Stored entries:
##########
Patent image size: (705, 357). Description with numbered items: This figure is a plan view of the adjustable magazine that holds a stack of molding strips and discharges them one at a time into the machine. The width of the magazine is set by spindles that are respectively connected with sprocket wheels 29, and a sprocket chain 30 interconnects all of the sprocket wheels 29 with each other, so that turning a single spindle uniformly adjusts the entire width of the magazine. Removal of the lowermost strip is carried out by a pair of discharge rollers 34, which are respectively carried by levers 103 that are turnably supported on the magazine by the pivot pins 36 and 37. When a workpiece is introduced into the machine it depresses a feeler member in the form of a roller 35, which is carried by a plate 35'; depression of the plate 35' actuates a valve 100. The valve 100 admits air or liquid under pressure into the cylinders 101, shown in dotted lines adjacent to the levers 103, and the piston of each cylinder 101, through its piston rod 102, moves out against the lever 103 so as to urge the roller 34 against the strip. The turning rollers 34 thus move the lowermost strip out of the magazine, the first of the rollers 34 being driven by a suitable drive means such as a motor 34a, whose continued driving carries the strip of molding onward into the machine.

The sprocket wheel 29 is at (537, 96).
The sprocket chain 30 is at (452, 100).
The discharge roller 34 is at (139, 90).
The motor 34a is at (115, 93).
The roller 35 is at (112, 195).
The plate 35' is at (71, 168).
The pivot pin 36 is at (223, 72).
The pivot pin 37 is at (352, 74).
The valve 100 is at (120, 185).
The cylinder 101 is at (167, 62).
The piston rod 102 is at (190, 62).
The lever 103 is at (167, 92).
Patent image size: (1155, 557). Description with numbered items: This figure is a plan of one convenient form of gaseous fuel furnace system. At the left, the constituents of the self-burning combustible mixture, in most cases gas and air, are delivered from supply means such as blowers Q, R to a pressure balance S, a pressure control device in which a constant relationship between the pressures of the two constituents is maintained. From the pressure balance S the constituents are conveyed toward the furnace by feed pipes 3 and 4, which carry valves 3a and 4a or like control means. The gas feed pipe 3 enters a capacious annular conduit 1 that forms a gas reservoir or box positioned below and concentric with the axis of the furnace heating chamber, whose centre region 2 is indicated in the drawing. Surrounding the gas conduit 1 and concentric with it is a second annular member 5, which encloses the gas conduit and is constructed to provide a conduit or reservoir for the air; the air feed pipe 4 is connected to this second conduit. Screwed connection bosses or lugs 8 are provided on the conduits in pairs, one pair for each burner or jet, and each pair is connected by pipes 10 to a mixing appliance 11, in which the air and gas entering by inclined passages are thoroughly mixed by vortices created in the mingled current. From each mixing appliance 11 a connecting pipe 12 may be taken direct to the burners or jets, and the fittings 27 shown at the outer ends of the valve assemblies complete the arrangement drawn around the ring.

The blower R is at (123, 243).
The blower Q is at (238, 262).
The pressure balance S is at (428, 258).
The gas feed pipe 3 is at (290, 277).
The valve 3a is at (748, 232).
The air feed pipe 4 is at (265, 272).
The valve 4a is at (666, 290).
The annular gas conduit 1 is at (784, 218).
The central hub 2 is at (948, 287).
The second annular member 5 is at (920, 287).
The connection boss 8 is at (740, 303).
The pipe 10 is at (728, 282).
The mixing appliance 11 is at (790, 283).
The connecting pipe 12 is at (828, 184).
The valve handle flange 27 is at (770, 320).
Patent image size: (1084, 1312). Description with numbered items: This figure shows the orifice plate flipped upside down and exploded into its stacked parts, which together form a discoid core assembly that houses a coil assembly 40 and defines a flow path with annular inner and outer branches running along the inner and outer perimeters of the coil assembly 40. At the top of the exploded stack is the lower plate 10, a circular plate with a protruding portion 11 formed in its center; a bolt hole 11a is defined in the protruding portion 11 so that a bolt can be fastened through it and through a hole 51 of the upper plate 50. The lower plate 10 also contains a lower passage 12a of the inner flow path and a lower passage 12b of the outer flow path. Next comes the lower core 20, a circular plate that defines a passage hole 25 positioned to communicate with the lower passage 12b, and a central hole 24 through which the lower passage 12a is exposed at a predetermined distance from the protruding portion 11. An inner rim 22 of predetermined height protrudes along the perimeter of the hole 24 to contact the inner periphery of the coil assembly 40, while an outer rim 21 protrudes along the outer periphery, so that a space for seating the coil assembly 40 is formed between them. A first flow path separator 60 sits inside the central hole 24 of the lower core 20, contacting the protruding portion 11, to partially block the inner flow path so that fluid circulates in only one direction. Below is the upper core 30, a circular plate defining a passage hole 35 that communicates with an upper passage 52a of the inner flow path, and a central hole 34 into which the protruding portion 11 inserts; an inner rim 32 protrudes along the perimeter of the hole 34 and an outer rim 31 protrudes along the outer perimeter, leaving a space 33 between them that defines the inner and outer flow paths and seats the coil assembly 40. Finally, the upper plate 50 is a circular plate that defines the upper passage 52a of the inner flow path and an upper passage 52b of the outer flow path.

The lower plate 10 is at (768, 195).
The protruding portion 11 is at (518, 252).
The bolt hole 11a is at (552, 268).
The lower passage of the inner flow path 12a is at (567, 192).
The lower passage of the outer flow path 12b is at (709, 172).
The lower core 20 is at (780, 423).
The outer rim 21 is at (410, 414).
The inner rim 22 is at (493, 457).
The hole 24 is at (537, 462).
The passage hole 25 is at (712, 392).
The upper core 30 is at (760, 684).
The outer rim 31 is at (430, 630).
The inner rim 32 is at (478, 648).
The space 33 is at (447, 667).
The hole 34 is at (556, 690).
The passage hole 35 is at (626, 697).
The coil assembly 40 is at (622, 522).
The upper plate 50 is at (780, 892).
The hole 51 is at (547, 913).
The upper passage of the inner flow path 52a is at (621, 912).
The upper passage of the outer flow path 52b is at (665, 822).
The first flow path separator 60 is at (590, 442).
##########
• [CHALLENGE] Echo the records word for word, beginning at their first line and stopping after the line that contains "The roller 35 is at (112, 195).".

• [EXERCISE RESULT]
Patent image size: (705, 357). Description with numbered items: This figure is a plan view of the adjustable magazine that holds a stack of molding strips and discharges them one at a time into the machine. The width of the magazine is set by spindles that are respectively connected with sprocket wheels 29, and a sprocket chain 30 interconnects all of the sprocket wheels 29 with each other, so that turning a single spindle uniformly adjusts the entire width of the magazine. Removal of the lowermost strip is carried out by a pair of discharge rollers 34, which are respectively carried by levers 103 that are turnably supported on the magazine by the pivot pins 36 and 37. When a workpiece is introduced into the machine it depresses a feeler member in the form of a roller 35, which is carried by a plate 35'; depression of the plate 35' actuates a valve 100. The valve 100 admits air or liquid under pressure into the cylinders 101, shown in dotted lines adjacent to the levers 103, and the piston of each cylinder 101, through its piston rod 102, moves out against the lever 103 so as to urge the roller 34 against the strip. The turning rollers 34 thus move the lowermost strip out of the magazine, the first of the rollers 34 being driven by a suitable drive means such as a motor 34a, whose continued driving carries the strip of molding onward into the machine.

The sprocket wheel 29 is at (537, 96).
The sprocket chain 30 is at (452, 100).
The discharge roller 34 is at (139, 90).
The motor 34a is at (115, 93).
The roller 35 is at (112, 195).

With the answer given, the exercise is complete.